» Given entries

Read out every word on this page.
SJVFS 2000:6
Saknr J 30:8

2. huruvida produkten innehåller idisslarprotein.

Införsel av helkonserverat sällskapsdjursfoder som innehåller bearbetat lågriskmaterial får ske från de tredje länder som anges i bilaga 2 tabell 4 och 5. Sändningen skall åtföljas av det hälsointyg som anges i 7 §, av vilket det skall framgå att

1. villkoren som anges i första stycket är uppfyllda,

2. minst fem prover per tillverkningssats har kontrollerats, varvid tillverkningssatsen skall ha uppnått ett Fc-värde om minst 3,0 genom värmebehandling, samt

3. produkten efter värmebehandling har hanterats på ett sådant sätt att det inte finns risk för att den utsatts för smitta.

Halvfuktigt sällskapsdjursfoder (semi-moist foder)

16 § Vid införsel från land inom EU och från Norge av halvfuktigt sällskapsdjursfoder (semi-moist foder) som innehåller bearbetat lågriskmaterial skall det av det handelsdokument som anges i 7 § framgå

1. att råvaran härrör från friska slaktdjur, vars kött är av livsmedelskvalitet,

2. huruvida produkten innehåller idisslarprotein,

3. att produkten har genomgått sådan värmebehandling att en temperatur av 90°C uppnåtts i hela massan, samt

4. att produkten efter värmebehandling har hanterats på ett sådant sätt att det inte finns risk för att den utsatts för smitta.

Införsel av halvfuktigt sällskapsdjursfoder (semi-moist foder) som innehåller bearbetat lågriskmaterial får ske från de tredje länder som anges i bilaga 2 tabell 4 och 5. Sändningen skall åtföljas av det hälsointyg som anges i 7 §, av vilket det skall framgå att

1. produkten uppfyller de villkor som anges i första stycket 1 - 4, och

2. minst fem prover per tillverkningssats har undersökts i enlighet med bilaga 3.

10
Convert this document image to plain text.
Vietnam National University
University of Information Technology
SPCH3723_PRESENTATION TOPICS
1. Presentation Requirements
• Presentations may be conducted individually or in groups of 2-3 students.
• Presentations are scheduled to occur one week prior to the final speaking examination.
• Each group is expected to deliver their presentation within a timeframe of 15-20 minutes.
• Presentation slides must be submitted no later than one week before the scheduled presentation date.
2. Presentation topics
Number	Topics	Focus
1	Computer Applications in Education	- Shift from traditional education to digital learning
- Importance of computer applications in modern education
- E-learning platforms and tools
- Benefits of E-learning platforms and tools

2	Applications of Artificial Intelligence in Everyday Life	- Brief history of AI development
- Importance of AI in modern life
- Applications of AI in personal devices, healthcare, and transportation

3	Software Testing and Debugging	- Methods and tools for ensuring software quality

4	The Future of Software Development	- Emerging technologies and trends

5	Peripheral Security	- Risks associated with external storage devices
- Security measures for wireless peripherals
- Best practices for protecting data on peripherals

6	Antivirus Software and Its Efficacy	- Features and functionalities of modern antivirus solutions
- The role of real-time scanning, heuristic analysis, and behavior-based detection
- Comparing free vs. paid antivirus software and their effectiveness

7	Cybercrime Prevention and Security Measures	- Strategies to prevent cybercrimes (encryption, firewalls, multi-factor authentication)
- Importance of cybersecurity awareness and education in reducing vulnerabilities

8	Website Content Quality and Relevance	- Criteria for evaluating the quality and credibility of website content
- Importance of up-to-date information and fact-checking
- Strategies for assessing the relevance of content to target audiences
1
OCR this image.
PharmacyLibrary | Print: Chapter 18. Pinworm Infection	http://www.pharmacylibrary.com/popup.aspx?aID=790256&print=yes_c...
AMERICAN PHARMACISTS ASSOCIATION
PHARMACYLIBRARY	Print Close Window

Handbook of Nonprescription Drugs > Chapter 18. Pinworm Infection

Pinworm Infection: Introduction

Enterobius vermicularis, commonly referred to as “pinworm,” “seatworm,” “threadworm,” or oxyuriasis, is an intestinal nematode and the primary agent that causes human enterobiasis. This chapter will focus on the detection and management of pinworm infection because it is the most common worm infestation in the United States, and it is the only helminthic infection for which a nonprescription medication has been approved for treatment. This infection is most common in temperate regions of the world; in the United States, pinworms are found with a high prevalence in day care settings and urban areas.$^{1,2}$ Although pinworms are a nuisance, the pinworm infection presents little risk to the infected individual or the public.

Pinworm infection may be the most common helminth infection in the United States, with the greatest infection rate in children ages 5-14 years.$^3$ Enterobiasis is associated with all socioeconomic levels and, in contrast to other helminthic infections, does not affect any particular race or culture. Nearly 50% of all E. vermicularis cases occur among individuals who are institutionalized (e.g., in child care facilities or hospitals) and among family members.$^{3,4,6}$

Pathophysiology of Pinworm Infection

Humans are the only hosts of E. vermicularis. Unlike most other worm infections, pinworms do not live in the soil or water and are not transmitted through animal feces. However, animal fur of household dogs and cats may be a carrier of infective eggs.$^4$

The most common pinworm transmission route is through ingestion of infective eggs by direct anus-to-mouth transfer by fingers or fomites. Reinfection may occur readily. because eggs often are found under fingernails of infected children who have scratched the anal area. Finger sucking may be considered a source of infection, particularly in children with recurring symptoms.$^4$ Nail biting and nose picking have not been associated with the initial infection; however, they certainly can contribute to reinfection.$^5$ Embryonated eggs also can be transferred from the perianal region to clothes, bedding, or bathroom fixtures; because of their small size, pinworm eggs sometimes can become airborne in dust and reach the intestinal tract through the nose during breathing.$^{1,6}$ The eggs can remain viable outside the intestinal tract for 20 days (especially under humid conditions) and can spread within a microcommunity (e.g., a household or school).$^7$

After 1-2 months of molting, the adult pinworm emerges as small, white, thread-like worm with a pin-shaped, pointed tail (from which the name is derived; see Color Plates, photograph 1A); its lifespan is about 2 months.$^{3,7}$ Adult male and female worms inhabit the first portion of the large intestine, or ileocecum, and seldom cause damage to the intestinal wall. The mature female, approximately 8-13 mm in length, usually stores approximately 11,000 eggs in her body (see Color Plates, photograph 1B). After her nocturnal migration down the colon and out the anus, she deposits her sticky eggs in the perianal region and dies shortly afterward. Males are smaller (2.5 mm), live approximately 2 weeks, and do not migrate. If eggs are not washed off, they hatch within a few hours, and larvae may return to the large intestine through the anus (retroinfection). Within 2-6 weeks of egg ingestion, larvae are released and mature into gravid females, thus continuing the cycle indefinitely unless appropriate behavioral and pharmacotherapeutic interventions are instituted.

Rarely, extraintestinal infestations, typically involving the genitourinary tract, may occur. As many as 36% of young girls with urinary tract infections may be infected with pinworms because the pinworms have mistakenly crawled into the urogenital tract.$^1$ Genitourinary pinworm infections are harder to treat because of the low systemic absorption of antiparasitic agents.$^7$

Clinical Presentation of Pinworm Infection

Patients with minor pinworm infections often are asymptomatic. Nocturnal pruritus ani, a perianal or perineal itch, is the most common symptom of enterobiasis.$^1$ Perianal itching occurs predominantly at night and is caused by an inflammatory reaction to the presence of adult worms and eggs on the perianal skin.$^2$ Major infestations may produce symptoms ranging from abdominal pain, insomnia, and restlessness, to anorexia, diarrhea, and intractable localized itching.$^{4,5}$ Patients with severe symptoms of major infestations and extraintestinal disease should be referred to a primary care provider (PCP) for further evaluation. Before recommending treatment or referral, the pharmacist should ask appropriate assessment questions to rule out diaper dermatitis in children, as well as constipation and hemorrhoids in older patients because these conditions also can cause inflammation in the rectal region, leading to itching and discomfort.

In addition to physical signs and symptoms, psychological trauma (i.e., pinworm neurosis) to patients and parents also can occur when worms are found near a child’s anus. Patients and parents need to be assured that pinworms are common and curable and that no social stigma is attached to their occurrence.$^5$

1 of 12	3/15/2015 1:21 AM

» About this task
Every line in the material above that has the word "learning" should be copied.

» Response area
1	Computer Applications in Education	- Shift from traditional education to digital learning
- E-learning platforms and tools
- Benefits of E-learning platforms and tools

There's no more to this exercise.